Exercise task. Turn each line of the records below into a numbered list, leaving out any blank lines.

Exercise materials.
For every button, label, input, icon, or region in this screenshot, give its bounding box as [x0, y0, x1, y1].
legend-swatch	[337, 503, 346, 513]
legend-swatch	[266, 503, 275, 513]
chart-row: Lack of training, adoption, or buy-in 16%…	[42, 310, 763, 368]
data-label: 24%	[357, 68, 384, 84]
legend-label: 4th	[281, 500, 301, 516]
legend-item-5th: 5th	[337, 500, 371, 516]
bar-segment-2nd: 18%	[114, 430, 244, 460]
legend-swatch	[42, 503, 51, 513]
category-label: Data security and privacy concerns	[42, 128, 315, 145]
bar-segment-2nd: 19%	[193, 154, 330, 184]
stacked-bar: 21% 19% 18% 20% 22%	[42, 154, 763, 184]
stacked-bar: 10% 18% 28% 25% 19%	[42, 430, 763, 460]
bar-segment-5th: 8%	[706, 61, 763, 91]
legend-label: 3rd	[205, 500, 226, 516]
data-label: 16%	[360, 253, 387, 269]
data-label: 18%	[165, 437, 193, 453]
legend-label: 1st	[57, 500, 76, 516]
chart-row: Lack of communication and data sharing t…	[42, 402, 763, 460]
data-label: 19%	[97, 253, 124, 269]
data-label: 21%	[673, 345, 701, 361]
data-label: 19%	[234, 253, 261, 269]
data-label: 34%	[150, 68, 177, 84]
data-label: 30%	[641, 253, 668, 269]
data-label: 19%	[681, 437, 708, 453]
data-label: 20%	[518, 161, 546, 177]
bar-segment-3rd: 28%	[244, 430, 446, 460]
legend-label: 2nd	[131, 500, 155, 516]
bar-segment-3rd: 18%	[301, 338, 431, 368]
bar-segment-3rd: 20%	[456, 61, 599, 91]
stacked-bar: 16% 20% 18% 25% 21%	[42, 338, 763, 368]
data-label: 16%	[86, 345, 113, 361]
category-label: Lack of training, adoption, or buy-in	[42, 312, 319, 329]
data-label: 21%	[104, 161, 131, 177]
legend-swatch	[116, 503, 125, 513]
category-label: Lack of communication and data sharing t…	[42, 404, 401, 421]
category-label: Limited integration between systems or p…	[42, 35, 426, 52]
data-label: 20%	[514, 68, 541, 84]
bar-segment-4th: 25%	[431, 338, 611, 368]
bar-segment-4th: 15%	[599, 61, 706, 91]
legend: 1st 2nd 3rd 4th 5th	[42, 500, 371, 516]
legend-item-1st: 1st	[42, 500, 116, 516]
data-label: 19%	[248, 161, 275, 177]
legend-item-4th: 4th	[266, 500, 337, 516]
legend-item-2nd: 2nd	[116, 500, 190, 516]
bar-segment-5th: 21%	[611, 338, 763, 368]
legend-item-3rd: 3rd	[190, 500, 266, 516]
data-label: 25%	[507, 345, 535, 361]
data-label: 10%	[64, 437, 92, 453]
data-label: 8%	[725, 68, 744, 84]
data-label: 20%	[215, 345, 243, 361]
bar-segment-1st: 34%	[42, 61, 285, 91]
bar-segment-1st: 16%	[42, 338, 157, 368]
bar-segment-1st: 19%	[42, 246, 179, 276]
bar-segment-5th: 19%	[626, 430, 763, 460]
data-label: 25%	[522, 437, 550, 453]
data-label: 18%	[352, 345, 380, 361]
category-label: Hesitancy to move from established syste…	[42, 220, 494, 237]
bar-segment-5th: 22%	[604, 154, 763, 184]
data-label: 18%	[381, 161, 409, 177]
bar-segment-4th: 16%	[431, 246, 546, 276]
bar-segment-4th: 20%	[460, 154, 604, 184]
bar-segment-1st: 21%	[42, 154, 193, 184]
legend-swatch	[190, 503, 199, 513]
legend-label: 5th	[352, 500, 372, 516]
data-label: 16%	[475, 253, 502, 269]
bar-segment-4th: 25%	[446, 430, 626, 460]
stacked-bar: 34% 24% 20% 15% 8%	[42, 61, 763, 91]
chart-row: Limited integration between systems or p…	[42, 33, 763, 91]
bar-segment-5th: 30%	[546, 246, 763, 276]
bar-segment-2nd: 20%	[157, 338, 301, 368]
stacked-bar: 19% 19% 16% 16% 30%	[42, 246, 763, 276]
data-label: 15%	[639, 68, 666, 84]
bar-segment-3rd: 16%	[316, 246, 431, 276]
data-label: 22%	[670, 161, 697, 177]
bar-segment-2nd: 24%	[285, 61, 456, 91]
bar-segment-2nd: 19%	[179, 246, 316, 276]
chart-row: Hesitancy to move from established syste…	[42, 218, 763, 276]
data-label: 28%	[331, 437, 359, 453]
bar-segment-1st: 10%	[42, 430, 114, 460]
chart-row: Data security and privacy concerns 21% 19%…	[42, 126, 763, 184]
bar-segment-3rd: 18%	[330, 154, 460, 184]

Result of this task.
1. For every button, label, input, icon, or region in this screenshot, give its bounding box as [x0, y0, x1, y1].
2. legend-swatch	[337, 503, 346, 513]
3. legend-swatch	[266, 503, 275, 513]
4. chart-row: Lack of training, adoption, or buy-in 16%…	[42, 310, 763, 368]
5. data-label: 24%	[357, 68, 384, 84]
6. legend-label: 4th	[281, 500, 301, 516]
7. legend-item-5th: 5th	[337, 500, 371, 516]
8. bar-segment-2nd: 18%	[114, 430, 244, 460]
9. legend-swatch	[42, 503, 51, 513]
10. category-label: Data security and privacy concerns	[42, 128, 315, 145]
11. bar-segment-2nd: 19%	[193, 154, 330, 184]
12. stacked-bar: 21% 19% 18% 20% 22%	[42, 154, 763, 184]
13. stacked-bar: 10% 18% 28% 25% 19%	[42, 430, 763, 460]
14. bar-segment-5th: 8%	[706, 61, 763, 91]
15. legend-label: 3rd	[205, 500, 226, 516]
16. data-label: 16%	[360, 253, 387, 269]
17. data-label: 18%	[165, 437, 193, 453]
18. legend-label: 1st	[57, 500, 76, 516]
19. chart-row: Lack of communication and data sharing t…	[42, 402, 763, 460]
20. data-label: 19%	[97, 253, 124, 269]
21. data-label: 21%	[673, 345, 701, 361]
22. data-label: 19%	[234, 253, 261, 269]
23. data-label: 34%	[150, 68, 177, 84]
24. data-label: 30%	[641, 253, 668, 269]
25. data-label: 19%	[681, 437, 708, 453]
26. data-label: 20%	[518, 161, 546, 177]
27. bar-segment-3rd: 28%	[244, 430, 446, 460]
28. legend-label: 2nd	[131, 500, 155, 516]
29. bar-segment-3rd: 18%	[301, 338, 431, 368]
30. bar-segment-3rd: 20%	[456, 61, 599, 91]
31. stacked-bar: 16% 20% 18% 25% 21%	[42, 338, 763, 368]
32. data-label: 16%	[86, 345, 113, 361]
33. category-label: Lack of training, adoption, or buy-in	[42, 312, 319, 329]
34. data-label: 21%	[104, 161, 131, 177]
35. legend-swatch	[116, 503, 125, 513]
36. category-label: Lack of communication and data sharing t…	[42, 404, 401, 421]
37. category-label: Limited integration between systems or p…	[42, 35, 426, 52]
38. data-label: 20%	[514, 68, 541, 84]
39. bar-segment-4th: 25%	[431, 338, 611, 368]
40. bar-segment-4th: 15%	[599, 61, 706, 91]
41. legend: 1st 2nd 3rd 4th 5th	[42, 500, 371, 516]
42. legend-item-1st: 1st	[42, 500, 116, 516]
43. data-label: 19%	[248, 161, 275, 177]
44. legend-item-4th: 4th	[266, 500, 337, 516]
45. legend-item-2nd: 2nd	[116, 500, 190, 516]
46. bar-segment-5th: 21%	[611, 338, 763, 368]
47. legend-item-3rd: 3rd	[190, 500, 266, 516]
48. data-label: 25%	[507, 345, 535, 361]
49. data-label: 10%	[64, 437, 92, 453]
50. data-label: 8%	[725, 68, 744, 84]
51. data-label: 20%	[215, 345, 243, 361]
52. bar-segment-1st: 34%	[42, 61, 285, 91]
53. bar-segment-1st: 16%	[42, 338, 157, 368]
54. bar-segment-1st: 19%	[42, 246, 179, 276]
55. bar-segment-5th: 19%	[626, 430, 763, 460]
56. data-label: 25%	[522, 437, 550, 453]
57. data-label: 18%	[352, 345, 380, 361]
58. category-label: Hesitancy to move from established syste…	[42, 220, 494, 237]
59. bar-segment-5th: 22%	[604, 154, 763, 184]
60. data-label: 18%	[381, 161, 409, 177]
61. bar-segment-4th: 16%	[431, 246, 546, 276]
62. bar-segment-4th: 20%	[460, 154, 604, 184]
63. bar-segment-1st: 21%	[42, 154, 193, 184]
64. legend-swatch	[190, 503, 199, 513]
65. legend-label: 5th	[352, 500, 372, 516]
66. data-label: 16%	[475, 253, 502, 269]
67. bar-segment-4th: 25%	[446, 430, 626, 460]
68. stacked-bar: 34% 24% 20% 15% 8%	[42, 61, 763, 91]
69. chart-row: Limited integration between systems or p…	[42, 33, 763, 91]
70. bar-segment-5th: 30%	[546, 246, 763, 276]
71. bar-segment-2nd: 20%	[157, 338, 301, 368]
72. stacked-bar: 19% 19% 16% 16% 30%	[42, 246, 763, 276]
73. data-label: 15%	[639, 68, 666, 84]
74. bar-segment-3rd: 16%	[316, 246, 431, 276]
75. data-label: 22%	[670, 161, 697, 177]
76. bar-segment-2nd: 24%	[285, 61, 456, 91]
77. bar-segment-2nd: 19%	[179, 246, 316, 276]
78. chart-row: Hesitancy to move from established syste…	[42, 218, 763, 276]
79. data-label: 28%	[331, 437, 359, 453]
80. bar-segment-1st: 10%	[42, 430, 114, 460]
81. chart-row: Data security and privacy concerns 21% 19%…	[42, 126, 763, 184]
82. bar-segment-3rd: 18%	[330, 154, 460, 184]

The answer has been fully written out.